With no addition or omission, return the entries below.

[[ Record set open ]]

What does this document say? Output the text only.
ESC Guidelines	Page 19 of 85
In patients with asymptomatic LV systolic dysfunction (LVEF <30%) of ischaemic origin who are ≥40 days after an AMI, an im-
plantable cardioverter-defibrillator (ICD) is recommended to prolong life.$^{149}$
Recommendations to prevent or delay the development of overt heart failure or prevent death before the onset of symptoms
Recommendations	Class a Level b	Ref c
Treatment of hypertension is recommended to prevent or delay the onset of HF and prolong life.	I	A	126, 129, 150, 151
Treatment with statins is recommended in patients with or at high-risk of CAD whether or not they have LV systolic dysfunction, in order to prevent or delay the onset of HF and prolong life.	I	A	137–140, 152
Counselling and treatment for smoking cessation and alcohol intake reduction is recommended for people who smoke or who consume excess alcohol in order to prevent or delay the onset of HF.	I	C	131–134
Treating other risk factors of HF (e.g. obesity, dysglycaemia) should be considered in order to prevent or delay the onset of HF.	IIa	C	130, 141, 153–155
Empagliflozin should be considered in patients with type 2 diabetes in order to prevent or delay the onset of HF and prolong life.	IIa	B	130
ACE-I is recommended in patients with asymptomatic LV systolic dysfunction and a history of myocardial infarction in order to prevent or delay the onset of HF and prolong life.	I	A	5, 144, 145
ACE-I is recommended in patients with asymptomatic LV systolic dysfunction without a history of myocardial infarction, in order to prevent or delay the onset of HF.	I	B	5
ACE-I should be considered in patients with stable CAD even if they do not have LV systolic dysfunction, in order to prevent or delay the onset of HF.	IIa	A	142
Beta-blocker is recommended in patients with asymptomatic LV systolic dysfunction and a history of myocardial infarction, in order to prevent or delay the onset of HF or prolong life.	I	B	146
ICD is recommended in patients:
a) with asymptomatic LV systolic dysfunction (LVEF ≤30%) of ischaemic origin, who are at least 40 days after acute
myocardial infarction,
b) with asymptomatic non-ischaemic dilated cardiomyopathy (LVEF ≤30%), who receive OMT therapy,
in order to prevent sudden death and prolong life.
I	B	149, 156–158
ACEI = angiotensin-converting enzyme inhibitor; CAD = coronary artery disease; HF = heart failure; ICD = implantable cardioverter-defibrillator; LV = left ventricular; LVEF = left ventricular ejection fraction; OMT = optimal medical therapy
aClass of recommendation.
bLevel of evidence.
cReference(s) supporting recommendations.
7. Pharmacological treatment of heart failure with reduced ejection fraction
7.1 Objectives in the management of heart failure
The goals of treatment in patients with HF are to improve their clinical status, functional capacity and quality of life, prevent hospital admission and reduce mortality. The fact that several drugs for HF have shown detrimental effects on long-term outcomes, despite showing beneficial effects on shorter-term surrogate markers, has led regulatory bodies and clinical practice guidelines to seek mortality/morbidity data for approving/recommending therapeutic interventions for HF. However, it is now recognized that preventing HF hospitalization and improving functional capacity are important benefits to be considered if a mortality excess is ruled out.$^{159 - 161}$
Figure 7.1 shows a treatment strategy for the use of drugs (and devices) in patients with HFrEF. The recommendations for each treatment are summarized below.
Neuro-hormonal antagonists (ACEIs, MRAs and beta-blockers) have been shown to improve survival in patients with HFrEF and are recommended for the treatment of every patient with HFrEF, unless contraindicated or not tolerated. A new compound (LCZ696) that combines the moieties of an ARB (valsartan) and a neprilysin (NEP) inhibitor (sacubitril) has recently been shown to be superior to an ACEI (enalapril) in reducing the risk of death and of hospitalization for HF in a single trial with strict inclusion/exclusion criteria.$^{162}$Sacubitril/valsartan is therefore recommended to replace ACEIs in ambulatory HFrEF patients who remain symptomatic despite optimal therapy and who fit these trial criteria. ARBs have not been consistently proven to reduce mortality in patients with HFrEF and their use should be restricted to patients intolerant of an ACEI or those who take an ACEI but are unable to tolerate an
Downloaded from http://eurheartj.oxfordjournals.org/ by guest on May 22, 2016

[[ Record set closed ]]

> _Solution_
What does this document say? Output the text only.
ESC Guidelines	Page 19 of 85
In patients with asymptomatic LV systolic dysfunction (LVEF <30%) of ischaemic origin who are ≥40 days after an AMI, an im-
plantable cardioverter-defibrillator (ICD) is recommended to prolong life.$^{149}$
Recommendations to prevent or delay the development of overt heart failure or prevent death before the onset of symptoms
Recommendations	Class a Level b	Ref c
Treatment of hypertension is recommended to prevent or delay the onset of HF and prolong life.	I	A	126, 129, 150, 151
Treatment with statins is recommended in patients with or at high-risk of CAD whether or not they have LV systolic dysfunction, in order to prevent or delay the onset of HF and prolong life.	I	A	137–140, 152
Counselling and treatment for smoking cessation and alcohol intake reduction is recommended for people who smoke or who consume excess alcohol in order to prevent or delay the onset of HF.	I	C	131–134
Treating other risk factors of HF (e.g. obesity, dysglycaemia) should be considered in order to prevent or delay the onset of HF.	IIa	C	130, 141, 153–155
Empagliflozin should be considered in patients with type 2 diabetes in order to prevent or delay the onset of HF and prolong life.	IIa	B	130
ACE-I is recommended in patients with asymptomatic LV systolic dysfunction and a history of myocardial infarction in order to prevent or delay the onset of HF and prolong life.	I	A	5, 144, 145
ACE-I is recommended in patients with asymptomatic LV systolic dysfunction without a history of myocardial infarction, in order to prevent or delay the onset of HF.	I	B	5
ACE-I should be considered in patients with stable CAD even if they do not have LV systolic dysfunction, in order to prevent or delay the onset of HF.	IIa	A	142
Beta-blocker is recommended in patients with asymptomatic LV systolic dysfunction and a history of myocardial infarction, in order to prevent or delay the onset of HF or prolong life.	I	B	146
ICD is recommended in patients:
a) with asymptomatic LV systolic dysfunction (LVEF ≤30%) of ischaemic origin, who are at least 40 days after acute
myocardial infarction,
b) with asymptomatic non-ischaemic dilated cardiomyopathy (LVEF ≤30%), who receive OMT therapy,
in order to prevent sudden death and prolong life.
I	B	149, 156–158
ACEI = angiotensin-converting enzyme inhibitor; CAD = coronary artery disease; HF = heart failure; ICD = implantable cardioverter-defibrillator; LV = left ventricular; LVEF = left ventricular ejection fraction; OMT = optimal medical therapy
aClass of recommendation.
bLevel of evidence.
cReference(s) supporting recommendations.
7. Pharmacological treatment of heart failure with reduced ejection fraction
7.1 Objectives in the management of heart failure
The goals of treatment in patients with HF are to improve their clinical status, functional capacity and quality of life, prevent hospital admission and reduce mortality. The fact that several drugs for HF have shown detrimental effects on long-term outcomes, despite showing beneficial effects on shorter-term surrogate markers, has led regulatory bodies and clinical practice guidelines to seek mortality/morbidity data for approving/recommending therapeutic interventions for HF. However, it is now recognized that preventing HF hospitalization and improving functional capacity are important benefits to be considered if a mortality excess is ruled out.$^{159 - 161}$
Figure 7.1 shows a treatment strategy for the use of drugs (and devices) in patients with HFrEF. The recommendations for each treatment are summarized below.
Neuro-hormonal antagonists (ACEIs, MRAs and beta-blockers) have been shown to improve survival in patients with HFrEF and are recommended for the treatment of every patient with HFrEF, unless contraindicated or not tolerated. A new compound (LCZ696) that combines the moieties of an ARB (valsartan) and a neprilysin (NEP) inhibitor (sacubitril) has recently been shown to be superior to an ACEI (enalapril) in reducing the risk of death and of hospitalization for HF in a single trial with strict inclusion/exclusion criteria.$^{162}$Sacubitril/valsartan is therefore recommended to replace ACEIs in ambulatory HFrEF patients who remain symptomatic despite optimal therapy and who fit these trial criteria. ARBs have not been consistently proven to reduce mortality in patients with HFrEF and their use should be restricted to patients intolerant of an ACEI or those who take an ACEI but are unable to tolerate an
Downloaded from http://eurheartj.oxfordjournals.org/ by guest on May 22, 2016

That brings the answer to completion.